Report the count of lines below that include "State", without any other text.

### Dataset extract:
— start —

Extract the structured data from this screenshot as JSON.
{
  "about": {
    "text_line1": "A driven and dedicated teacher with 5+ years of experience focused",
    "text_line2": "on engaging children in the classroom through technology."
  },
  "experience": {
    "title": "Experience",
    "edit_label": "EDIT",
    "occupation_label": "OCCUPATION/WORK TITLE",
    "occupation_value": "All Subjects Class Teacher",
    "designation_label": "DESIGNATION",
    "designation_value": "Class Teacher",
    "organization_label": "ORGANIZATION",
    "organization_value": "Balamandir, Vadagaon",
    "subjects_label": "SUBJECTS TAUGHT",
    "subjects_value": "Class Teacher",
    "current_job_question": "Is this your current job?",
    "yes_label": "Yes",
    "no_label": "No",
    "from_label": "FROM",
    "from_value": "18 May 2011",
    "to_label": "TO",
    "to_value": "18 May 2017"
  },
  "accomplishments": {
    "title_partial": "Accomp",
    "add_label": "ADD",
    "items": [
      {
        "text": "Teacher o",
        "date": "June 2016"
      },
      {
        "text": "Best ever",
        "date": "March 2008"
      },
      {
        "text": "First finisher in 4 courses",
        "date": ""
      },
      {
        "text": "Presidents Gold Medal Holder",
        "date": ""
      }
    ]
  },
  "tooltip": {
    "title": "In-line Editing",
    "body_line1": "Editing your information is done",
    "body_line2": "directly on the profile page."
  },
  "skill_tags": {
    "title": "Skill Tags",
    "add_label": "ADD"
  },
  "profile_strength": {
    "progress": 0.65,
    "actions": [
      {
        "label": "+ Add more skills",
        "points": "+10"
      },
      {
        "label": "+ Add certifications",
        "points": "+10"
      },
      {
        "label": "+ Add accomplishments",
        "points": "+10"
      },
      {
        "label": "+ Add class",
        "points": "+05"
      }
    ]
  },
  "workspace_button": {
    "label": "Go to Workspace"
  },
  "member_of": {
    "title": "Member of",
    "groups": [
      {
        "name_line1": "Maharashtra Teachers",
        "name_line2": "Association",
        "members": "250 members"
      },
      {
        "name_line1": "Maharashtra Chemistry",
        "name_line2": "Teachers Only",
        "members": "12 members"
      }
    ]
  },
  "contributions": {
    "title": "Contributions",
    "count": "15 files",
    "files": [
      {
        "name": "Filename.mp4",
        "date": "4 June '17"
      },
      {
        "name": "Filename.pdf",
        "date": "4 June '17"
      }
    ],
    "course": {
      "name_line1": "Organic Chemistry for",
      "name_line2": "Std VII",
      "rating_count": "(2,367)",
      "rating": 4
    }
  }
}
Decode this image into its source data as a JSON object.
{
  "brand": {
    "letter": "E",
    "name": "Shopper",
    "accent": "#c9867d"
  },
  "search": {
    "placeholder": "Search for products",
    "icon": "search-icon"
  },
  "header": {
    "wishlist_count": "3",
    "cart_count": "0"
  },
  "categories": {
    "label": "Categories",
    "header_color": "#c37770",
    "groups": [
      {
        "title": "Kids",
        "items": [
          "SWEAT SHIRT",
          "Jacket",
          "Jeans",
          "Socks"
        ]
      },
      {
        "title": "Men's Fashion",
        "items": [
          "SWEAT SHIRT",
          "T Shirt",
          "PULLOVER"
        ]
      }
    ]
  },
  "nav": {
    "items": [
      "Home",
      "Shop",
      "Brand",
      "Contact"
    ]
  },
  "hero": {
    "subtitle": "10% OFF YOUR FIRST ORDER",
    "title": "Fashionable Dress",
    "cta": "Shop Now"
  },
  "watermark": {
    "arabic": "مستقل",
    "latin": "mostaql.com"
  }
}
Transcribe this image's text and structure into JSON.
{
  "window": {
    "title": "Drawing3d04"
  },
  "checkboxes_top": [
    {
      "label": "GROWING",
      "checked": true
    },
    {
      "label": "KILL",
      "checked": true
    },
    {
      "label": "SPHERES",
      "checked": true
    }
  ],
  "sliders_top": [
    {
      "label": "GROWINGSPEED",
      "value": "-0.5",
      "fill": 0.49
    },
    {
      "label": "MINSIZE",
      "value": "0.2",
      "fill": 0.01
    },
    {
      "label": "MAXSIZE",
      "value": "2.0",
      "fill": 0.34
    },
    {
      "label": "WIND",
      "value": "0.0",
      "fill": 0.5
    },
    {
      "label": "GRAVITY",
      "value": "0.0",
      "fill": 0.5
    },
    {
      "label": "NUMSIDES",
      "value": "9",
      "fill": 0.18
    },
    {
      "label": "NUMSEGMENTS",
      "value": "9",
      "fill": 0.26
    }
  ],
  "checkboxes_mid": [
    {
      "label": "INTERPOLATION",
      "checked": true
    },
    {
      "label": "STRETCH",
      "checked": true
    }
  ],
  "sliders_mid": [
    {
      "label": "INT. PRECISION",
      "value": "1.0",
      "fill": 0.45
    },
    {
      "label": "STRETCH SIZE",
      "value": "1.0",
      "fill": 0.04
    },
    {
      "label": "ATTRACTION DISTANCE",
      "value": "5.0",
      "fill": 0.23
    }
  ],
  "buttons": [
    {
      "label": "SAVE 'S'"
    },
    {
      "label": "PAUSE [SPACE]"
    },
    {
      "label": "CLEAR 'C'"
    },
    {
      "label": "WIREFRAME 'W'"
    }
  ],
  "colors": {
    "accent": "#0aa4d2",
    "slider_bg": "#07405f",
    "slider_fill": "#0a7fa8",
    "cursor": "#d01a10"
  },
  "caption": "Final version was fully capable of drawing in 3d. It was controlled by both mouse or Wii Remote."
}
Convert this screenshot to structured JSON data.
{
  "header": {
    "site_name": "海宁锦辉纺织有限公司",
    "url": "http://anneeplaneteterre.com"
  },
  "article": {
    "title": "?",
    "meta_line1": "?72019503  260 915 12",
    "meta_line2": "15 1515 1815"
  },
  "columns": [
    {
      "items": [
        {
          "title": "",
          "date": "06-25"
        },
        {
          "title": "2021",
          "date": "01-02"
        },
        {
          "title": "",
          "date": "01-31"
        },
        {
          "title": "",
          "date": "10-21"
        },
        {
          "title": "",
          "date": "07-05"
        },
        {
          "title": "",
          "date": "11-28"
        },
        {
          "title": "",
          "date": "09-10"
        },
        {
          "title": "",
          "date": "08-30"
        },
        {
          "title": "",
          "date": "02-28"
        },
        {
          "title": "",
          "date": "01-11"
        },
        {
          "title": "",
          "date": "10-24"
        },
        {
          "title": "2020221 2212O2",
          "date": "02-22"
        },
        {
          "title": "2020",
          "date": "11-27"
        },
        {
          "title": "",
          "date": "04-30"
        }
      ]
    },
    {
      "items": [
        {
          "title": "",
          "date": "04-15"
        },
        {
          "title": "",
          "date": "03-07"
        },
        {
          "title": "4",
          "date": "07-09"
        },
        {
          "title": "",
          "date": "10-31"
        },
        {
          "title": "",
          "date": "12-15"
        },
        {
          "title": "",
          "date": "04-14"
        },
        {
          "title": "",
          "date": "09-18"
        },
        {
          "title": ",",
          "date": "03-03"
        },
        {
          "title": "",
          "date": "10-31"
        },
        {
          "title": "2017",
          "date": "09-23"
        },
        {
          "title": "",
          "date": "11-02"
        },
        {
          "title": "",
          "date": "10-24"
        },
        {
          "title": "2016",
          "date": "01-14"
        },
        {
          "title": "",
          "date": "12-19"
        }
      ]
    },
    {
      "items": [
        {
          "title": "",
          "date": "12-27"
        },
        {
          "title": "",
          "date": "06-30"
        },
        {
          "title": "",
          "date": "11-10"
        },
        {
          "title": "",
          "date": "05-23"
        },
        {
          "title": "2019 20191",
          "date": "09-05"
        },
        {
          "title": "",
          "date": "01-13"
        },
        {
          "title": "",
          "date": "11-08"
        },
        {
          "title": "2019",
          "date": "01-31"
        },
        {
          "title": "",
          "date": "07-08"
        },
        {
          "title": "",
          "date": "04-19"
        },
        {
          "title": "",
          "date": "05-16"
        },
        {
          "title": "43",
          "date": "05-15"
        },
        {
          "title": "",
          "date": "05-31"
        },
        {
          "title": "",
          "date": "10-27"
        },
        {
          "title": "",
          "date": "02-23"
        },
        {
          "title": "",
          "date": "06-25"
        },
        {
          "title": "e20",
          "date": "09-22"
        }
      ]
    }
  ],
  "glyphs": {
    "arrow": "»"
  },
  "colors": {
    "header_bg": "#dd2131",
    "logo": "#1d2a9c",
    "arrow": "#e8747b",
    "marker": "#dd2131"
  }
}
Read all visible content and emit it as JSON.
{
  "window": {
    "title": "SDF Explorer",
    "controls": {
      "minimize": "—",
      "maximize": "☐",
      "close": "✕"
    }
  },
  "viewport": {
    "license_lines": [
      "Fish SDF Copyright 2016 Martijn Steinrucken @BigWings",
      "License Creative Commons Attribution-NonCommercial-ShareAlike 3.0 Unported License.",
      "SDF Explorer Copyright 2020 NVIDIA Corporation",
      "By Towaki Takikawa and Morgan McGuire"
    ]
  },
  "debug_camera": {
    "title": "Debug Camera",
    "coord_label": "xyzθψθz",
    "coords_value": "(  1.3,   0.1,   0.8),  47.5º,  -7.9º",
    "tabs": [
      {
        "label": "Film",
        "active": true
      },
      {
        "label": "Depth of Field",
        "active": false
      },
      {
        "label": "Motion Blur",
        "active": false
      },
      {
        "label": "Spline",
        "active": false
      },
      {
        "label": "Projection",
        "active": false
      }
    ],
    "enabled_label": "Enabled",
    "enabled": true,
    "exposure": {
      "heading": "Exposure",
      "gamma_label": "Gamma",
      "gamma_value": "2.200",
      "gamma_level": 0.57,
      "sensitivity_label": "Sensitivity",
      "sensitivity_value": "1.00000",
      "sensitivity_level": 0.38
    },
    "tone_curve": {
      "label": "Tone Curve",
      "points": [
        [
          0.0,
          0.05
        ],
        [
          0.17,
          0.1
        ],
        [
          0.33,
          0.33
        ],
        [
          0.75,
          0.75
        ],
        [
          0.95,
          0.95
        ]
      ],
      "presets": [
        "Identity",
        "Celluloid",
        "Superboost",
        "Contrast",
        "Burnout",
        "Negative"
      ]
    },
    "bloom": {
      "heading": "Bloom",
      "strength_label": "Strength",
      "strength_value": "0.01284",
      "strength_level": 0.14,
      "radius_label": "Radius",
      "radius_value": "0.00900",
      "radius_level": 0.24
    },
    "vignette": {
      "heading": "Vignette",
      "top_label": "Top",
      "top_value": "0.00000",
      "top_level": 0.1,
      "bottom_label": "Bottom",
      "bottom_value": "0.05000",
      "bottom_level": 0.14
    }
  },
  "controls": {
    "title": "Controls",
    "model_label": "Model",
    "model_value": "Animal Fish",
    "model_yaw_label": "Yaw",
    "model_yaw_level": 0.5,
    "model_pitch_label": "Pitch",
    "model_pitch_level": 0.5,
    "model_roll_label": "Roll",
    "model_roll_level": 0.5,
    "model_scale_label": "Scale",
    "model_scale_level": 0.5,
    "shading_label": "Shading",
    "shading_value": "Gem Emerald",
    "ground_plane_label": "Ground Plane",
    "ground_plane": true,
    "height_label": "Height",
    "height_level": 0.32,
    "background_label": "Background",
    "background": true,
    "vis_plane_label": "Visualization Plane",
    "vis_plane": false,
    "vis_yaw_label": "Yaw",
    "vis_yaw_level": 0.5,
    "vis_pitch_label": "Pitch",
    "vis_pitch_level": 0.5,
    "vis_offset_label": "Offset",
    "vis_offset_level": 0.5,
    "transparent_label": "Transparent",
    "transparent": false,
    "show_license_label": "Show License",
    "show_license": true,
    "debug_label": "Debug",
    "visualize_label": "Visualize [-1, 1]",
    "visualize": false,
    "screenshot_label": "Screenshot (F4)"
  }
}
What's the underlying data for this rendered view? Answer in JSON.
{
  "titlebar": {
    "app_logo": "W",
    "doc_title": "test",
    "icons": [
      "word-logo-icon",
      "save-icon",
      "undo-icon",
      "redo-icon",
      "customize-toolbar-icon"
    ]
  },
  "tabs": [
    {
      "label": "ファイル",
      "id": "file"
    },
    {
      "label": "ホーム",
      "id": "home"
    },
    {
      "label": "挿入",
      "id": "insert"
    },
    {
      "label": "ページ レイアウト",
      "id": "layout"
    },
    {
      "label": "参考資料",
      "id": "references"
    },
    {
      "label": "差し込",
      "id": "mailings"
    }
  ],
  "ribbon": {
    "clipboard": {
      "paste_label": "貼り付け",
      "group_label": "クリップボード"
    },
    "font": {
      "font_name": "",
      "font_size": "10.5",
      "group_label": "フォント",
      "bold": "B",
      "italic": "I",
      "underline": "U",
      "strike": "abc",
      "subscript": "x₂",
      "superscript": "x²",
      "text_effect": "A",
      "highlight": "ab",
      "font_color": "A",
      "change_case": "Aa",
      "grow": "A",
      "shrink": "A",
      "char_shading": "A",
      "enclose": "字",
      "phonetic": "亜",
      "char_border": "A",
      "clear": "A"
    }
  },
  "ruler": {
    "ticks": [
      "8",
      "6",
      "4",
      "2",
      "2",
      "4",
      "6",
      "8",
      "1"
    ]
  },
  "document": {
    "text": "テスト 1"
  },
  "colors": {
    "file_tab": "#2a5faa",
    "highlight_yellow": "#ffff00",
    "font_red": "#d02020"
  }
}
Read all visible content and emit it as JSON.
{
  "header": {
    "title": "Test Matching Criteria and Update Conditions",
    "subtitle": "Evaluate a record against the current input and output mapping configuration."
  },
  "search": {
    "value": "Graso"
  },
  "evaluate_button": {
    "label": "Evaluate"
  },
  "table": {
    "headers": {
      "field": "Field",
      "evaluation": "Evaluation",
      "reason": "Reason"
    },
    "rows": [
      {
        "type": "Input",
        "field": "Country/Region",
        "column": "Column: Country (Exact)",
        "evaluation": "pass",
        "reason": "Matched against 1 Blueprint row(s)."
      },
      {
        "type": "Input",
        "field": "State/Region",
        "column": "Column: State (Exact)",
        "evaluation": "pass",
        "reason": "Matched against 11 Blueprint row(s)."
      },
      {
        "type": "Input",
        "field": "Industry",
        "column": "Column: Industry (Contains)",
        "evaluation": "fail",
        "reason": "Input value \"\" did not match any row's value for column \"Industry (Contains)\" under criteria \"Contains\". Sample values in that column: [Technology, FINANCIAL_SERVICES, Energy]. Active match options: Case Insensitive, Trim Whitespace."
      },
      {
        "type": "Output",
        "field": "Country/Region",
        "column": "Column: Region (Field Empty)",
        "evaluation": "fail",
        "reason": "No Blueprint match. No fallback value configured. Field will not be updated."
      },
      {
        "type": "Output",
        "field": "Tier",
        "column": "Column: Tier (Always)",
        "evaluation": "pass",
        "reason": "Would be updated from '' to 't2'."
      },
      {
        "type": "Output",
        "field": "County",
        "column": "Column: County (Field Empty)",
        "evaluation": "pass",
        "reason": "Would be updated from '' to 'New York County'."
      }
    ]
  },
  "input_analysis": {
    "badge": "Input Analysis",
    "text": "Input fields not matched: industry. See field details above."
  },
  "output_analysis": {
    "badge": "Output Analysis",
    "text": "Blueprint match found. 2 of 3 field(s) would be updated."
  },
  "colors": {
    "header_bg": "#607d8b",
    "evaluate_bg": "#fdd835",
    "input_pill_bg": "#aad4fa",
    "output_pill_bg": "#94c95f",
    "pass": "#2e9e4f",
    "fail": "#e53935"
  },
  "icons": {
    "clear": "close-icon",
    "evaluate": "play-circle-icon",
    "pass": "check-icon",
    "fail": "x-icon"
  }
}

— end —

### Full output:
2